==== Recorded information

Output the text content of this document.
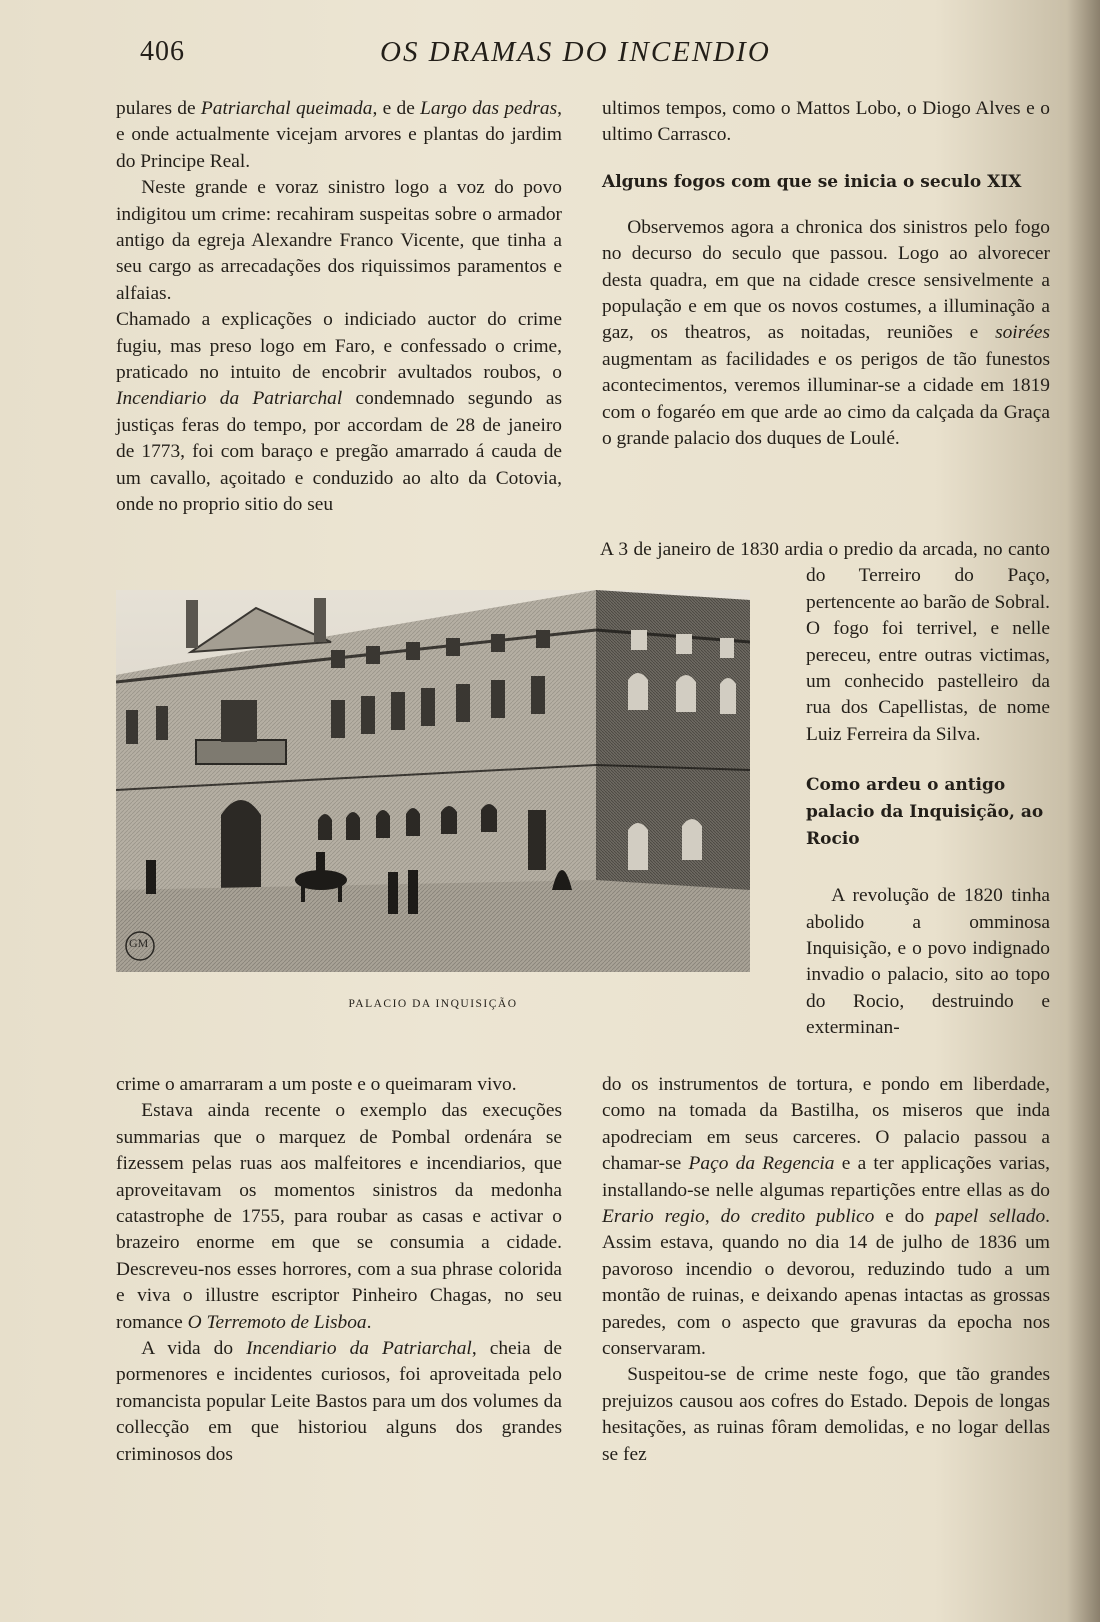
406	OS DRAMAS DO INCENDIO

pulares de Patriarchal queimada, e de Largo das pedras, e onde actualmente vicejam arvores e plantas do jardim do Principe Real.

Neste grande e voraz sinistro logo a voz do povo indigitou um crime: recahiram suspeitas sobre o armador antigo da egreja Alexandre Franco Vicente, que tinha a seu cargo as arrecadações dos riquissimos paramentos e alfaias.

Chamado a explicações o indiciado auctor do crime fugiu, mas preso logo em Faro, e confessado o crime, praticado no intuito de encobrir avultados roubos, o Incendiario da Patriarchal condemnado segundo as justiças feras do tempo, por accordam de 28 de janeiro de 1773, foi com baraço e pregão amarrado á cauda de um cavallo, açoitado e conduzido ao alto da Cotovia, onde no proprio sitio do seu

GM
PALACIO DA INQUISIÇÃO

crime o amarraram a um poste e o queimaram vivo.

Estava ainda recente o exemplo das execuções summarias que o marquez de Pombal ordenára se fizessem pelas ruas aos malfeitores e incendiarios, que aproveitavam os momentos sinistros da medonha catastrophe de 1755, para roubar as casas e activar o brazeiro enorme em que se consumia a cidade. Descreveu-nos esses horrores, com a sua phrase colorida e viva o illustre escriptor Pinheiro Chagas, no seu romance O Terremoto de Lisboa.

A vida do Incendiario da Patriarchal, cheia de pormenores e incidentes curiosos, foi aproveitada pelo romancista popular Leite Bastos para um dos volumes da collecção em que historiou alguns dos grandes criminosos dos

ultimos tempos, como o Mattos Lobo, o Diogo Alves e o ultimo Carrasco.

Alguns fogos com que se inicia o seculo XIX

Observemos agora a chronica dos sinistros pelo fogo no decurso do seculo que passou. Logo ao alvorecer desta quadra, em que na cidade cresce sensivelmente a população e em que os novos costumes, a illuminação a gaz, os theatros, as noitadas, reuniões e soirées augmentam as facilidades e os perigos de tão funestos acontecimentos, veremos illuminar-se a cidade em 1819 com o fogaréo em que arde ao cimo da calçada da Graça o grande palacio dos duques de Loulé.

A 3 de janeiro de 1830 ardia o predio da arcada, no canto do Terreiro do Paço, pertencente ao barão de Sobral. O fogo foi terrivel, e nelle pereceu, entre outras victimas, um conhecido pastelleiro da rua dos Capellistas, de nome Luiz Ferreira da Silva.

Como ardeu o antigo palacio da Inquisição, ao Rocio

A revolução de 1820 tinha abolido a omminosa Inquisição, e o povo indignado invadio o palacio, sito ao topo do Rocio, destruindo e exterminan-

do os instrumentos de tortura, e pondo em liberdade, como na tomada da Bastilha, os miseros que inda apodreciam em seus carceres. O palacio passou a chamar-se Paço da Regencia e a ter applicações varias, installando-se nelle algumas repartições entre ellas as do Erario regio, do credito publico e do papel sellado. Assim estava, quando no dia 14 de julho de 1836 um pavoroso incendio o devorou, reduzindo tudo a um montão de ruinas, e deixando apenas intactas as grossas paredes, com o aspecto que gravuras da epocha nos conservaram.

Suspeitou-se de crime neste fogo, que tão grandes prejuizos causou aos cofres do Estado. Depois de longas hesitações, as ruinas fôram demolidas, e no logar dellas se fez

========

◆ What to work on: Locate the word "seculo" in the records and collect each line it appears in.

◆ Written answer:
Alguns fogos com que se inicia o seculo XIX
Observemos agora a chronica dos sinistros pelo fogo no decurso do seculo que passou. Logo ao alvorecer desta quadra, em que na cidade cresce sensivelmente a população e em que os novos costumes, a illuminação a gaz, os theatros, as noitadas, reuniões e soirées augmentam as facilidades e os perigos de tão funestos acontecimentos, veremos illuminar-se a cidade em 1819 com o fogaréo em que arde ao cimo da calçada da Graça o grande palacio dos duques de Loulé.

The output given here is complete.